*Document passage:*
>> START

If you wish to appoint the Chair of the Meeting as your proxy, mark the box. If you wish to appoint someone other than the Chair of the Meeting as your proxy please write the full name of that individual or body corporate. If you leave this section blank, or your named proxy does not attend the meeting, the Chair of the Meeting will be your proxy. A proxy need not be a securityholder of the company. Do not write the name of the issuer company or the registered securityholder in the space.
Appointment of a Second Proxy
You are entitled to appoint up to two proxies to attend the meeting and vote. If you wish to appoint a second proxy, an additional Proxy Form may be obtained by contacting the company’s securities registry or you may copy this form.
STEP 3 SIGN THE FORM
The form must be signed as follows: Individual: This form is to be signed by the securityholder.
Joint Holding : where the holding is in more than one name, all the securityholders should sign.

>> END

*Stored records:*
>> START

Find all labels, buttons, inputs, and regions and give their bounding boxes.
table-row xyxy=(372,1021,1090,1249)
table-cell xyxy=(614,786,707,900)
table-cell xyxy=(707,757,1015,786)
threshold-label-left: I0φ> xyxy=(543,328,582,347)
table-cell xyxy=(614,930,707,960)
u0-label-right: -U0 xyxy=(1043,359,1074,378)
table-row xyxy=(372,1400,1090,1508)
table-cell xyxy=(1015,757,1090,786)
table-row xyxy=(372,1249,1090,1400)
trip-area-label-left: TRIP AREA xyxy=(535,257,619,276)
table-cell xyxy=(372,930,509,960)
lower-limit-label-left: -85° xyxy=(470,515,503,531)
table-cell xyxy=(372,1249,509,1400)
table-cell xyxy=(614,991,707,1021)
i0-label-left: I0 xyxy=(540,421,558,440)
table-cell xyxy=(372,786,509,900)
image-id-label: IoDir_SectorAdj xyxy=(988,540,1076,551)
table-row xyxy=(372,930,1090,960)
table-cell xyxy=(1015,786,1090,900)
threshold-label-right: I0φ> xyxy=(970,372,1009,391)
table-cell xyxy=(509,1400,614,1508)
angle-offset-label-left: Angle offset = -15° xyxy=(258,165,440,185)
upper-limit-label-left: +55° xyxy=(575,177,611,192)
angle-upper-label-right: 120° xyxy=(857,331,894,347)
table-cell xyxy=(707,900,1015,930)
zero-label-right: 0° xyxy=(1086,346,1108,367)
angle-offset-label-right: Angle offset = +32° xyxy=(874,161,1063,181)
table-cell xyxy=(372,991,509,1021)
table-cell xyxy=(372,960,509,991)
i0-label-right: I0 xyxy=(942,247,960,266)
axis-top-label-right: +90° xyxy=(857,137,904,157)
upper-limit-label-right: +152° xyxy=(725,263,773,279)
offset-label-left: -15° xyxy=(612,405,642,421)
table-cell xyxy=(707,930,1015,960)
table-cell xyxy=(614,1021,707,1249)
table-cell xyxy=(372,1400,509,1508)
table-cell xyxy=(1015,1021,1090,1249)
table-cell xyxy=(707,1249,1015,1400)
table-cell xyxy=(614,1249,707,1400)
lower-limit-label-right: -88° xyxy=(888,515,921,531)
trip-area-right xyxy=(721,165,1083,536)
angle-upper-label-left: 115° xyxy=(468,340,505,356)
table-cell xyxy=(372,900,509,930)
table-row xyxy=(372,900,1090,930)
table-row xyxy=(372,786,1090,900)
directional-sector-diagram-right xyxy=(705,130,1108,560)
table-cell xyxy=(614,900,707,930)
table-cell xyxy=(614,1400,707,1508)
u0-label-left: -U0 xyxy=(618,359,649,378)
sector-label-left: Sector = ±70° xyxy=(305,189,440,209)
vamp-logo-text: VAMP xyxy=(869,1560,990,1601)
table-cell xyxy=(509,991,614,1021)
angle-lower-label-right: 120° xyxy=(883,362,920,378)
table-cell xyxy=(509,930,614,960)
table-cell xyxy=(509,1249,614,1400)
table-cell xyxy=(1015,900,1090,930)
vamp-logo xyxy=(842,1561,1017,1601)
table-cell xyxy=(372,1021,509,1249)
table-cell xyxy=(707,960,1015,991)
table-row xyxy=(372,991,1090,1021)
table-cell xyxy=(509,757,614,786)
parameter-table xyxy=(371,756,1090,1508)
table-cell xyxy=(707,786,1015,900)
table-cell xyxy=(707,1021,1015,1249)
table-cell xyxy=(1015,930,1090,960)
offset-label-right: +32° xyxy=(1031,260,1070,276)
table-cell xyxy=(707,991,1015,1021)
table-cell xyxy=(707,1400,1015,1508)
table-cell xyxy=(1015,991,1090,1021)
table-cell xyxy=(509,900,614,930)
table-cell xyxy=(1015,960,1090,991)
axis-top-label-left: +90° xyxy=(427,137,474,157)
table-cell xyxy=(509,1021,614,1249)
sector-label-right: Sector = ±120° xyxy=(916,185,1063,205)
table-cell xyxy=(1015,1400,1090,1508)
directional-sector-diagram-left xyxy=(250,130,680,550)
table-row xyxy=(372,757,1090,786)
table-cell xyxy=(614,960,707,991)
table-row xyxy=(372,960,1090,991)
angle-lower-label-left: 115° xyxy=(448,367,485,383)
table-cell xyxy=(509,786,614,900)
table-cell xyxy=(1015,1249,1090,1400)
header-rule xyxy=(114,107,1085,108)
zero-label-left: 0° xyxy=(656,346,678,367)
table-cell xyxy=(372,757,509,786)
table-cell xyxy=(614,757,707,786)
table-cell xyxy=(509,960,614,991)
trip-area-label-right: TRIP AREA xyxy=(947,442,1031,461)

>> END

*Given exercise:* Rewrite the proxy form instructions from "Appointment of a" to "by the securityholder.", putting "share registry" in place of "securities registry".

*Output below:*
Appointment of a Second Proxy
You are entitled to appoint up to two proxies to attend the meeting and vote. If you wish to appoint a second proxy, an additional Proxy Form may be obtained by contacting the company’s share registry or you may copy this form.
STEP 3 SIGN THE FORM
The form must be signed as follows: Individual: This form is to be signed by the securityholder.